# start of Supplied records
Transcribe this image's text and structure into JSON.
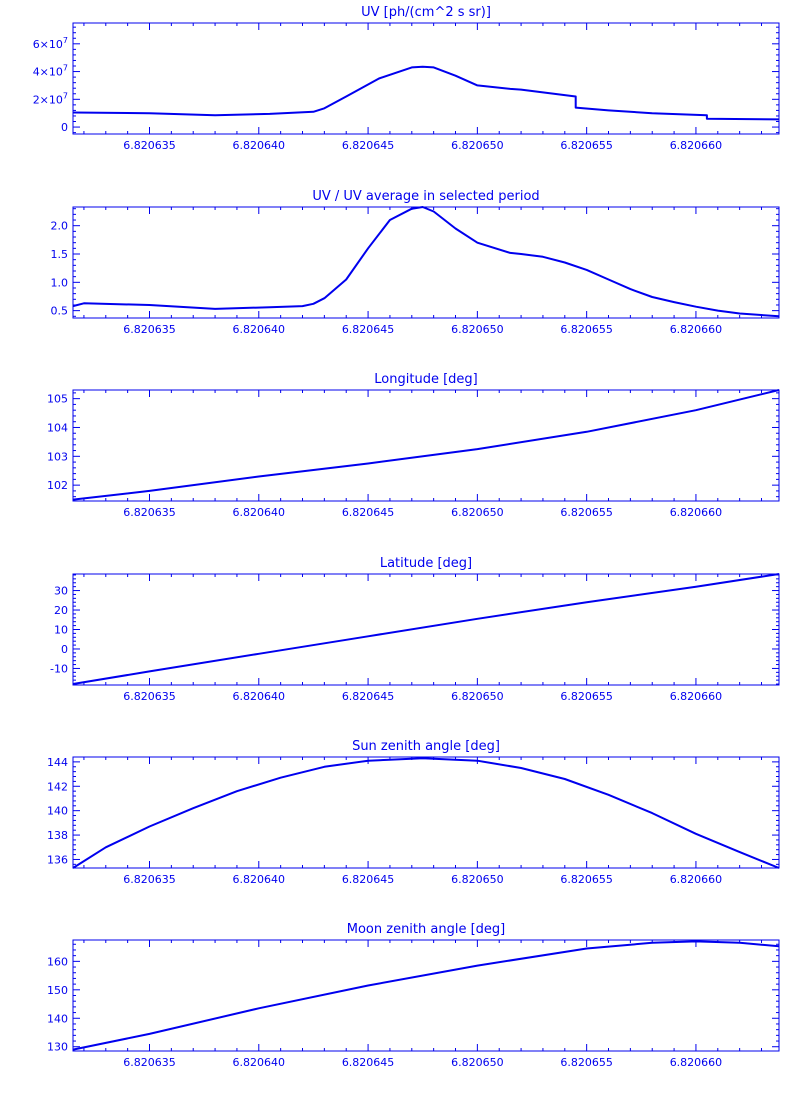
{
  "colors": {
    "line": "#0000ee",
    "background": "#ffffff"
  },
  "x_tick_labels": [
    "6.820635",
    "6.820640",
    "6.820645",
    "6.820650",
    "6.820655",
    "6.820660"
  ],
  "chart_data": [
    {
      "type": "line",
      "title": "UV [ph/(cm^2 s sr)]",
      "xlabel": "",
      "ylabel": "",
      "xlim": [
        6.8206315,
        6.8206638
      ],
      "ylim": [
        -5000000,
        75000000
      ],
      "y_ticks": [
        0,
        20000000,
        40000000,
        60000000
      ],
      "y_tick_labels": [
        {
          "mant": "0",
          "exp": ""
        },
        {
          "mant": "2×10",
          "exp": "7"
        },
        {
          "mant": "4×10",
          "exp": "7"
        },
        {
          "mant": "6×10",
          "exp": "7"
        }
      ],
      "x": [
        6.8206315,
        6.820635,
        6.820638,
        6.8206405,
        6.8206425,
        6.820643,
        6.820644,
        6.8206455,
        6.820647,
        6.8206475,
        6.820648,
        6.820649,
        6.82065,
        6.8206515,
        6.820652,
        6.820653,
        6.8206545,
        6.8206545,
        6.820656,
        6.820658,
        6.8206605,
        6.8206605,
        6.8206638
      ],
      "y": [
        10500000,
        10000000,
        8500000,
        9500000,
        11000000,
        13500000,
        22000000,
        35000000,
        43000000,
        43500000,
        43000000,
        37000000,
        30000000,
        27500000,
        27000000,
        25000000,
        22000000,
        14000000,
        12000000,
        10000000,
        8500000,
        6000000,
        5500000
      ]
    },
    {
      "type": "line",
      "title": "UV / UV average in selected period",
      "xlabel": "",
      "ylabel": "",
      "xlim": [
        6.8206315,
        6.8206638
      ],
      "ylim": [
        0.37,
        2.33
      ],
      "y_ticks": [
        0.5,
        1.0,
        1.5,
        2.0
      ],
      "y_tick_labels": [
        {
          "mant": "0.5",
          "exp": ""
        },
        {
          "mant": "1.0",
          "exp": ""
        },
        {
          "mant": "1.5",
          "exp": ""
        },
        {
          "mant": "2.0",
          "exp": ""
        }
      ],
      "x": [
        6.8206315,
        6.820632,
        6.820635,
        6.820638,
        6.8206405,
        6.820642,
        6.8206425,
        6.820643,
        6.820644,
        6.820645,
        6.820646,
        6.820647,
        6.8206475,
        6.820648,
        6.820649,
        6.82065,
        6.8206515,
        6.820652,
        6.820653,
        6.820654,
        6.820655,
        6.820656,
        6.820657,
        6.820658,
        6.820659,
        6.82066,
        6.820661,
        6.820662,
        6.8206638
      ],
      "y": [
        0.58,
        0.63,
        0.6,
        0.53,
        0.56,
        0.58,
        0.62,
        0.72,
        1.05,
        1.6,
        2.1,
        2.3,
        2.33,
        2.25,
        1.95,
        1.7,
        1.52,
        1.5,
        1.45,
        1.35,
        1.22,
        1.05,
        0.88,
        0.74,
        0.65,
        0.57,
        0.5,
        0.45,
        0.4
      ]
    },
    {
      "type": "line",
      "title": "Longitude [deg]",
      "xlabel": "",
      "ylabel": "",
      "xlim": [
        6.8206315,
        6.8206638
      ],
      "ylim": [
        101.45,
        105.3
      ],
      "y_ticks": [
        102,
        103,
        104,
        105
      ],
      "y_tick_labels": [
        {
          "mant": "102",
          "exp": ""
        },
        {
          "mant": "103",
          "exp": ""
        },
        {
          "mant": "104",
          "exp": ""
        },
        {
          "mant": "105",
          "exp": ""
        }
      ],
      "x": [
        6.8206315,
        6.820635,
        6.82064,
        6.820645,
        6.82065,
        6.820655,
        6.82066,
        6.8206638
      ],
      "y": [
        101.5,
        101.8,
        102.3,
        102.75,
        103.25,
        103.85,
        104.6,
        105.3
      ]
    },
    {
      "type": "line",
      "title": "Latitude [deg]",
      "xlabel": "",
      "ylabel": "",
      "xlim": [
        6.8206315,
        6.8206638
      ],
      "ylim": [
        -18.5,
        38.5
      ],
      "y_ticks": [
        -10,
        0,
        10,
        20,
        30
      ],
      "y_tick_labels": [
        {
          "mant": "-10",
          "exp": ""
        },
        {
          "mant": "0",
          "exp": ""
        },
        {
          "mant": "10",
          "exp": ""
        },
        {
          "mant": "20",
          "exp": ""
        },
        {
          "mant": "30",
          "exp": ""
        }
      ],
      "x": [
        6.8206315,
        6.820635,
        6.82064,
        6.820645,
        6.82065,
        6.820655,
        6.82066,
        6.8206638
      ],
      "y": [
        -18.0,
        -11.5,
        -2.5,
        6.5,
        15.5,
        24.0,
        32.0,
        38.5
      ]
    },
    {
      "type": "line",
      "title": "Sun zenith angle [deg]",
      "xlabel": "",
      "ylabel": "",
      "xlim": [
        6.8206315,
        6.8206638
      ],
      "ylim": [
        135.3,
        144.4
      ],
      "y_ticks": [
        136,
        138,
        140,
        142,
        144
      ],
      "y_tick_labels": [
        {
          "mant": "136",
          "exp": ""
        },
        {
          "mant": "138",
          "exp": ""
        },
        {
          "mant": "140",
          "exp": ""
        },
        {
          "mant": "142",
          "exp": ""
        },
        {
          "mant": "144",
          "exp": ""
        }
      ],
      "x": [
        6.8206315,
        6.820633,
        6.820635,
        6.820637,
        6.820639,
        6.820641,
        6.820643,
        6.820645,
        6.8206475,
        6.82065,
        6.820652,
        6.820654,
        6.820656,
        6.820658,
        6.82066,
        6.820662,
        6.8206638
      ],
      "y": [
        135.3,
        137.0,
        138.7,
        140.2,
        141.6,
        142.7,
        143.6,
        144.1,
        144.3,
        144.1,
        143.5,
        142.6,
        141.3,
        139.8,
        138.1,
        136.6,
        135.3
      ]
    },
    {
      "type": "line",
      "title": "Moon zenith angle [deg]",
      "xlabel": "",
      "ylabel": "",
      "xlim": [
        6.8206315,
        6.8206638
      ],
      "ylim": [
        128.5,
        167.5
      ],
      "y_ticks": [
        130,
        140,
        150,
        160
      ],
      "y_tick_labels": [
        {
          "mant": "130",
          "exp": ""
        },
        {
          "mant": "140",
          "exp": ""
        },
        {
          "mant": "150",
          "exp": ""
        },
        {
          "mant": "160",
          "exp": ""
        }
      ],
      "x": [
        6.8206315,
        6.820635,
        6.82064,
        6.820645,
        6.82065,
        6.820655,
        6.820658,
        6.82066,
        6.820662,
        6.8206638
      ],
      "y": [
        129.0,
        134.5,
        143.5,
        151.5,
        158.5,
        164.5,
        166.5,
        167.0,
        166.5,
        165.3
      ]
    }
  ]
}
# end of Supplied records
#### [What the task requires]
Restate the records above in full, word for word. Keep pictures out.

#### [Exercise result]
Transcribe this image's text and structure into JSON.
{
  "colors": {
    "line": "#0000ee",
    "background": "#ffffff"
  },
  "x_tick_labels": [
    "6.820635",
    "6.820640",
    "6.820645",
    "6.820650",
    "6.820655",
    "6.820660"
  ],
  "chart_data": [
    {
      "type": "line",
      "title": "UV [ph/(cm^2 s sr)]",
      "xlabel": "",
      "ylabel": "",
      "xlim": [
        6.8206315,
        6.8206638
      ],
      "ylim": [
        -5000000,
        75000000
      ],
      "y_ticks": [
        0,
        20000000,
        40000000,
        60000000
      ],
      "y_tick_labels": [
        {
          "mant": "0",
          "exp": ""
        },
        {
          "mant": "2×10",
          "exp": "7"
        },
        {
          "mant": "4×10",
          "exp": "7"
        },
        {
          "mant": "6×10",
          "exp": "7"
        }
      ],
      "x": [
        6.8206315,
        6.820635,
        6.820638,
        6.8206405,
        6.8206425,
        6.820643,
        6.820644,
        6.8206455,
        6.820647,
        6.8206475,
        6.820648,
        6.820649,
        6.82065,
        6.8206515,
        6.820652,
        6.820653,
        6.8206545,
        6.8206545,
        6.820656,
        6.820658,
        6.8206605,
        6.8206605,
        6.8206638
      ],
      "y": [
        10500000,
        10000000,
        8500000,
        9500000,
        11000000,
        13500000,
        22000000,
        35000000,
        43000000,
        43500000,
        43000000,
        37000000,
        30000000,
        27500000,
        27000000,
        25000000,
        22000000,
        14000000,
        12000000,
        10000000,
        8500000,
        6000000,
        5500000
      ]
    },
    {
      "type": "line",
      "title": "UV / UV average in selected period",
      "xlabel": "",
      "ylabel": "",
      "xlim": [
        6.8206315,
        6.8206638
      ],
      "ylim": [
        0.37,
        2.33
      ],
      "y_ticks": [
        0.5,
        1.0,
        1.5,
        2.0
      ],
      "y_tick_labels": [
        {
          "mant": "0.5",
          "exp": ""
        },
        {
          "mant": "1.0",
          "exp": ""
        },
        {
          "mant": "1.5",
          "exp": ""
        },
        {
          "mant": "2.0",
          "exp": ""
        }
      ],
      "x": [
        6.8206315,
        6.820632,
        6.820635,
        6.820638,
        6.8206405,
        6.820642,
        6.8206425,
        6.820643,
        6.820644,
        6.820645,
        6.820646,
        6.820647,
        6.8206475,
        6.820648,
        6.820649,
        6.82065,
        6.8206515,
        6.820652,
        6.820653,
        6.820654,
        6.820655,
        6.820656,
        6.820657,
        6.820658,
        6.820659,
        6.82066,
        6.820661,
        6.820662,
        6.8206638
      ],
      "y": [
        0.58,
        0.63,
        0.6,
        0.53,
        0.56,
        0.58,
        0.62,
        0.72,
        1.05,
        1.6,
        2.1,
        2.3,
        2.33,
        2.25,
        1.95,
        1.7,
        1.52,
        1.5,
        1.45,
        1.35,
        1.22,
        1.05,
        0.88,
        0.74,
        0.65,
        0.57,
        0.5,
        0.45,
        0.4
      ]
    },
    {
      "type": "line",
      "title": "Longitude [deg]",
      "xlabel": "",
      "ylabel": "",
      "xlim": [
        6.8206315,
        6.8206638
      ],
      "ylim": [
        101.45,
        105.3
      ],
      "y_ticks": [
        102,
        103,
        104,
        105
      ],
      "y_tick_labels": [
        {
          "mant": "102",
          "exp": ""
        },
        {
          "mant": "103",
          "exp": ""
        },
        {
          "mant": "104",
          "exp": ""
        },
        {
          "mant": "105",
          "exp": ""
        }
      ],
      "x": [
        6.8206315,
        6.820635,
        6.82064,
        6.820645,
        6.82065,
        6.820655,
        6.82066,
        6.8206638
      ],
      "y": [
        101.5,
        101.8,
        102.3,
        102.75,
        103.25,
        103.85,
        104.6,
        105.3
      ]
    },
    {
      "type": "line",
      "title": "Latitude [deg]",
      "xlabel": "",
      "ylabel": "",
      "xlim": [
        6.8206315,
        6.8206638
      ],
      "ylim": [
        -18.5,
        38.5
      ],
      "y_ticks": [
        -10,
        0,
        10,
        20,
        30
      ],
      "y_tick_labels": [
        {
          "mant": "-10",
          "exp": ""
        },
        {
          "mant": "0",
          "exp": ""
        },
        {
          "mant": "10",
          "exp": ""
        },
        {
          "mant": "20",
          "exp": ""
        },
        {
          "mant": "30",
          "exp": ""
        }
      ],
      "x": [
        6.8206315,
        6.820635,
        6.82064,
        6.820645,
        6.82065,
        6.820655,
        6.82066,
        6.8206638
      ],
      "y": [
        -18.0,
        -11.5,
        -2.5,
        6.5,
        15.5,
        24.0,
        32.0,
        38.5
      ]
    },
    {
      "type": "line",
      "title": "Sun zenith angle [deg]",
      "xlabel": "",
      "ylabel": "",
      "xlim": [
        6.8206315,
        6.8206638
      ],
      "ylim": [
        135.3,
        144.4
      ],
      "y_ticks": [
        136,
        138,
        140,
        142,
        144
      ],
      "y_tick_labels": [
        {
          "mant": "136",
          "exp": ""
        },
        {
          "mant": "138",
          "exp": ""
        },
        {
          "mant": "140",
          "exp": ""
        },
        {
          "mant": "142",
          "exp": ""
        },
        {
          "mant": "144",
          "exp": ""
        }
      ],
      "x": [
        6.8206315,
        6.820633,
        6.820635,
        6.820637,
        6.820639,
        6.820641,
        6.820643,
        6.820645,
        6.8206475,
        6.82065,
        6.820652,
        6.820654,
        6.820656,
        6.820658,
        6.82066,
        6.820662,
        6.8206638
      ],
      "y": [
        135.3,
        137.0,
        138.7,
        140.2,
        141.6,
        142.7,
        143.6,
        144.1,
        144.3,
        144.1,
        143.5,
        142.6,
        141.3,
        139.8,
        138.1,
        136.6,
        135.3
      ]
    },
    {
      "type": "line",
      "title": "Moon zenith angle [deg]",
      "xlabel": "",
      "ylabel": "",
      "xlim": [
        6.8206315,
        6.8206638
      ],
      "ylim": [
        128.5,
        167.5
      ],
      "y_ticks": [
        130,
        140,
        150,
        160
      ],
      "y_tick_labels": [
        {
          "mant": "130",
          "exp": ""
        },
        {
          "mant": "140",
          "exp": ""
        },
        {
          "mant": "150",
          "exp": ""
        },
        {
          "mant": "160",
          "exp": ""
        }
      ],
      "x": [
        6.8206315,
        6.820635,
        6.82064,
        6.820645,
        6.82065,
        6.820655,
        6.820658,
        6.82066,
        6.820662,
        6.8206638
      ],
      "y": [
        129.0,
        134.5,
        143.5,
        151.5,
        158.5,
        164.5,
        166.5,
        167.0,
        166.5,
        165.3
      ]
    }
  ]
}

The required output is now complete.